[Objective 1] Can you lay out the lines of the entries from the line with "-32cm bbox=[69, 209, 77, 215]" to the line with "-16cm bbox=[56, 219, 63, 225]", both ends included, as a JSON list of strings with one string per line and blank lines left out?

:: Document segment

Eighteenth Century Law in the Twenty-First Century

By R. H. HELMHOLZ

Review of Commentaries on the Laws of England, by William Blackstone

Oxford: Oxford University Press, 4 volumes, 2016


Even elderly readers of the New Rambler may have forgotten the burst of scholarly attention that was paid to William Blackstone’s famous Commentaries on the Laws of England (1765-69) in the 1970s and early 1980s.  A part of it may be explained by the coincidence of those years with the two hundredth anniversary of Blackstone’s death in 1780, but historical scholarship on the Commentaries has also had a continuous history.  These two decades simply witnessed a special outpouring of that interest.  In 1973 Gareth Jones published a selection from the Commentaries, one which he called The Sovereignty of the Law (1973).  In 1979, the University of Chicago Press brought out a facsimile copy of the 1st edition.  Each of its four volumes was coupled with an introduction by one of the leading legal historians of the day (Stanley Katz, A.W. Brian Simpson, John Langbein, and Thomas Green), all of them qualified to assess Blackstone’s contribution to the development of the common law.  Then, only three years later, Professional Books published a facsimile version of the 15th edition of the Commentaries,

Law review articles devoted to Blackstone’s work were also plentiful in those years.  Most authors praised it.  Some did the reverse.  Among the latter, probably the best known at the time was written by a young professor at Harvard Law School, Duncan Kennedy.  His ambitious if meandering essay sought to demonstrate that Blackstone was “engaged in a futile and indeed a wrongheaded enterprise.”  In Kennedy’s reading of the Commentaries, the author’s primary object had been to persuade readers to take the merits of English law at face value and so to “mystify” those who were being oppressed by its application.  Blackstone’s intent was to show that the chains which bound the oppressed were reasonable, indeed beneficial overall[1].  Kennedy’s article was published in the heyday of Critical Legal Studies, and Blackstone’s Commentaries made a good target.  That he chose Blackstone as the representative of an existing system of repressive law underlines the importance still ascribed to a series of lectures delivered two centuries before.

This period of special interest might have been expected, although Blackstone’s work has never been consigned to the dustbin of outdated legal doctrine.  Certainly none of the criticism the work has drawn has ever affected its commercial success.  From the start, the clarity and utility of the Commentaries established the author’s fame and filled his pockets.  His work became particularly famous in the United States.  Before the establishment of American law schools, Blackstone’s Commentaries served as the most common source of literary instruction for young men seeking to become lawyers.  Abraham Lincoln is said to have told a friend that he had “never read anything which so profoundly interested and thrilled me” as did Blackstone’s work.  Generations of young men who were repelled by the principal alternative – the crabbed learning found in Sir Edward Coke’s commentary on Littleton’s Tenures – turned with joy and relief to this alternative.  Even today, it is a source of praise for a sitting American judge that he requires his law clerks to become familiar with Blackstone’s Commentaries[2].  Critics have long pointed out that Blackstone’s lectures were too elementary to be useful to most practicing lawyers; they were meant for young gentlemen who had no intention of making a career in law, but might need to know something about the law in their own lives.  That may be so, but whatever its limitations, the clarity of Blackstone’s prose, together its importance in having brought the study of the common law within the purview of the subjects taught at a university have long sparked interest in the Commentaries.  The interest that began in 1970s only intensified a long-established pattern.

::::

[Objective 2] Would you carry on the review of Blackstone's Commentaries from the point where it stops?

:: Material for this exercise

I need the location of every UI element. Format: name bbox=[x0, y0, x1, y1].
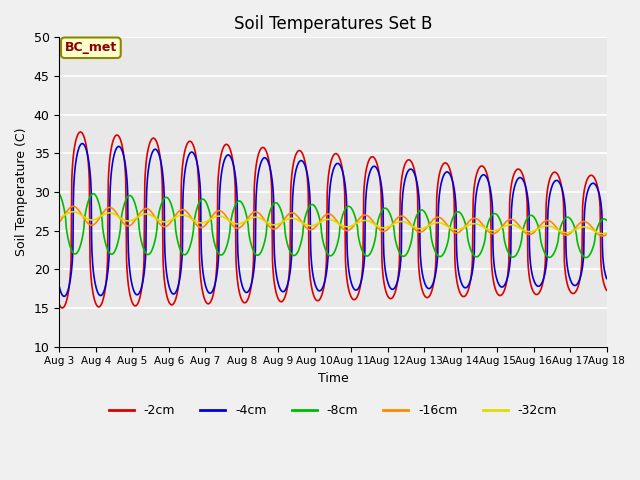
-32cm bbox=[69, 209, 77, 215]
-32cm bbox=[603, 230, 611, 236]
-16cm bbox=[284, 212, 292, 218]
-32cm bbox=[417, 226, 425, 232]
-4cm bbox=[418, 265, 426, 271]
-4cm bbox=[56, 284, 63, 289]
X-axis label: Time: Time bbox=[317, 372, 348, 385]
-2cm bbox=[56, 301, 63, 307]
-8cm bbox=[603, 217, 611, 223]
Line: -32cm: -32cm bbox=[60, 212, 607, 234]
-2cm bbox=[271, 283, 278, 289]
-4cm bbox=[271, 257, 278, 263]
-2cm bbox=[603, 288, 611, 293]
Y-axis label: Soil Temperature (C): Soil Temperature (C) bbox=[15, 128, 28, 256]
-4cm bbox=[60, 293, 68, 299]
-16cm bbox=[56, 219, 63, 225]
Line: -4cm: -4cm bbox=[60, 144, 607, 296]
-2cm bbox=[77, 129, 84, 135]
-2cm bbox=[418, 284, 426, 290]
-16cm bbox=[554, 227, 562, 233]
-8cm bbox=[271, 200, 278, 206]
-32cm bbox=[508, 222, 515, 228]
-4cm bbox=[555, 179, 563, 184]
-32cm bbox=[284, 216, 292, 222]
-2cm bbox=[284, 280, 292, 286]
-16cm bbox=[417, 229, 425, 235]
-32cm bbox=[177, 212, 184, 218]
-8cm bbox=[56, 191, 63, 197]
-32cm bbox=[271, 222, 278, 228]
-4cm bbox=[177, 268, 185, 274]
-32cm bbox=[554, 228, 562, 233]
-2cm bbox=[508, 181, 515, 187]
-8cm bbox=[177, 247, 184, 253]
Title: Soil Temperatures Set B: Soil Temperatures Set B bbox=[234, 15, 432, 33]
-2cm bbox=[58, 305, 66, 311]
Line: -16cm: -16cm bbox=[60, 206, 607, 236]
Line: -8cm: -8cm bbox=[60, 194, 607, 258]
-16cm bbox=[177, 207, 184, 213]
Line: -2cm: -2cm bbox=[60, 132, 607, 308]
-8cm bbox=[284, 242, 292, 248]
-8cm bbox=[582, 255, 590, 261]
-16cm bbox=[598, 233, 606, 239]
-4cm bbox=[508, 205, 515, 211]
-8cm bbox=[417, 207, 425, 213]
-16cm bbox=[508, 216, 515, 222]
-2cm bbox=[555, 173, 563, 179]
-8cm bbox=[554, 237, 562, 242]
-4cm bbox=[79, 141, 86, 146]
-4cm bbox=[603, 276, 611, 281]
-16cm bbox=[603, 231, 611, 237]
-2cm bbox=[177, 220, 185, 226]
-8cm bbox=[508, 253, 515, 259]
-4cm bbox=[284, 280, 292, 286]
-16cm bbox=[70, 204, 77, 209]
-16cm bbox=[271, 226, 278, 232]
-8cm bbox=[89, 191, 97, 197]
-32cm bbox=[56, 215, 63, 221]
-32cm bbox=[599, 231, 607, 237]
Text: BC_met: BC_met bbox=[65, 41, 117, 54]
Legend: -2cm, -4cm, -8cm, -16cm, -32cm: -2cm, -4cm, -8cm, -16cm, -32cm bbox=[104, 399, 562, 422]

::::

[Written response 1]
[
  "-32cm bbox=[69, 209, 77, 215]",
  "-32cm bbox=[603, 230, 611, 236]",
  "-16cm bbox=[284, 212, 292, 218]",
  "-32cm bbox=[417, 226, 425, 232]",
  "-4cm bbox=[418, 265, 426, 271]",
  "-4cm bbox=[56, 284, 63, 289]",
  "X-axis label: Time: Time bbox=[317, 372, 348, 385]",
  "-2cm bbox=[56, 301, 63, 307]",
  "-8cm bbox=[603, 217, 611, 223]",
  "Line: -32cm: -32cm bbox=[60, 212, 607, 234]",
  "-2cm bbox=[271, 283, 278, 289]",
  "-4cm bbox=[271, 257, 278, 263]",
  "-2cm bbox=[603, 288, 611, 293]",
  "Y-axis label: Soil Temperature (C): Soil Temperature (C) bbox=[15, 128, 28, 256]",
  "-4cm bbox=[60, 293, 68, 299]",
  "-16cm bbox=[56, 219, 63, 225]"
]

[Written response 2]
This year – more than a generation after the 1980s – another scholarly effort drawing attention to Blackstone’s Commentaries has appeared.  It is a new edition.  Organized by an Australian, Wilfrid Prest, also the author of a fine biography, William Blackstone: Law and Letters in the Eighteenth Century (2008), this new venture includes introductory essays by four others – a fellow Australian, and two from the United States and one from England (David Lemmings, Simon Stern, Tom Gallanis, and Ruth Paley).  Each of them has contributed an introduction explaining something of the contents, adding their own assessments, and describing the contemporary reaction to their section of the Commentaries.  Most significantly, they have also sought to provide an improved text and to stir up interest among twenty-first century readers in their subject.  Whether the latter succeeds is a relevant question.  The four volume set comes at a price that does not seem as exorbitant as it would have forty years ago ($195 hardback; $95 paperback), and together its volumes do make a handsome set.  Even so, serviceable editions of Blackstone’s Commentaries are not scarce, and the resources at the disposal even of relatively prosperous law schools are coming under financial pressure.  Is this new set worth buying?  Is it worth reading?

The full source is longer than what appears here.